> **Prompt**
Each line in the entries below that holds the string "into" is to be listed.

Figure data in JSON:
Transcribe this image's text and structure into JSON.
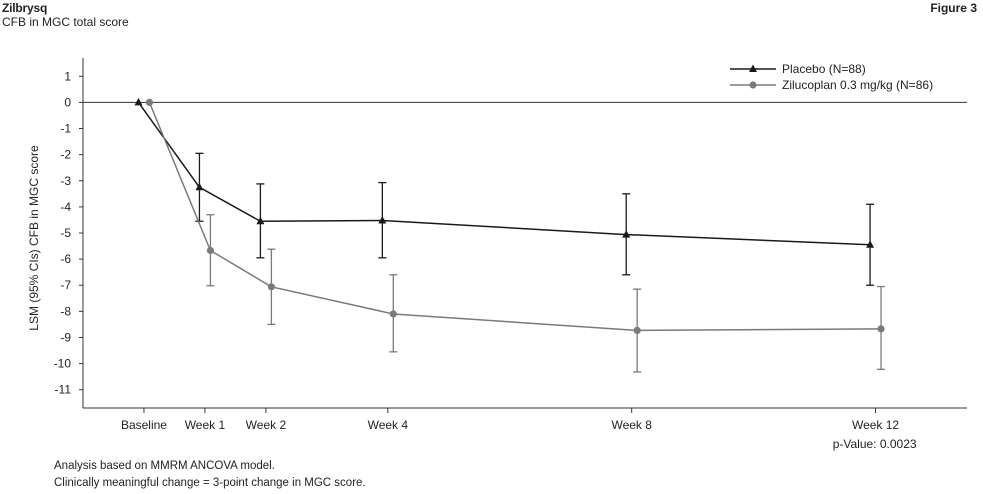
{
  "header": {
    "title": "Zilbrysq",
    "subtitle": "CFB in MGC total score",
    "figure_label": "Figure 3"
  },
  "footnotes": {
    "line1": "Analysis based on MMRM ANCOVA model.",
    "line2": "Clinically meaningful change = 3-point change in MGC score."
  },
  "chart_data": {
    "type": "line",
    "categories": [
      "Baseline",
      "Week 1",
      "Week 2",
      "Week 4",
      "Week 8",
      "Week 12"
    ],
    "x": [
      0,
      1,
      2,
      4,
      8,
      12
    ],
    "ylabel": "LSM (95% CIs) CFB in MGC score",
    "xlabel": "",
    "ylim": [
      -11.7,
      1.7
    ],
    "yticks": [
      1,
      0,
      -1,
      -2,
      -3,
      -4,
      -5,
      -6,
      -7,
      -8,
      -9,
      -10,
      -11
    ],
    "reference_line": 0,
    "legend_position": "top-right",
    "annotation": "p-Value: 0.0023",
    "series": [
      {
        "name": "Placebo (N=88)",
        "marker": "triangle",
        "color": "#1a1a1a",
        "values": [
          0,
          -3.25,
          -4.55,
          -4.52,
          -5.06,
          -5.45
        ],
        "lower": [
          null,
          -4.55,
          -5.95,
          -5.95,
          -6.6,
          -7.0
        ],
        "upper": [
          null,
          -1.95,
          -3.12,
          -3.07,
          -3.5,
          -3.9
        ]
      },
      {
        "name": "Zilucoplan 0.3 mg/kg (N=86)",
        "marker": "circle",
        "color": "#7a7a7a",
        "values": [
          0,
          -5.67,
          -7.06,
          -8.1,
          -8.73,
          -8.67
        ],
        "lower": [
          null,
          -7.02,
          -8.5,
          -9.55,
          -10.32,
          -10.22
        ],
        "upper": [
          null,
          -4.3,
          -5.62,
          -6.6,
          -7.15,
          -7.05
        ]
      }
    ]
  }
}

...

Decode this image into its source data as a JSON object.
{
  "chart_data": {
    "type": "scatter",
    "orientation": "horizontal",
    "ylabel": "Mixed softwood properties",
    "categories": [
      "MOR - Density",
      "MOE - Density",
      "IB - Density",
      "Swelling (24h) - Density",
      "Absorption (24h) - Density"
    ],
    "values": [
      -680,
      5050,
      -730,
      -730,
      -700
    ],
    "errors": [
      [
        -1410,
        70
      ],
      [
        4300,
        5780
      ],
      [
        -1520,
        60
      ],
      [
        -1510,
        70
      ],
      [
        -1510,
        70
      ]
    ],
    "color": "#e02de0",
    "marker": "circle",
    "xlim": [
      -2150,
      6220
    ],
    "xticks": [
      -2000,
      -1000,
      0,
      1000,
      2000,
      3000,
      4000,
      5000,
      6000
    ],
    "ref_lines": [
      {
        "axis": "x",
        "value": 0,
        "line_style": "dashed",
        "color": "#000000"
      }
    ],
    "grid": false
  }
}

> **Task response**
Transcribe this image's text and structure into JSON.
Decode this image into its source data as a JSON object.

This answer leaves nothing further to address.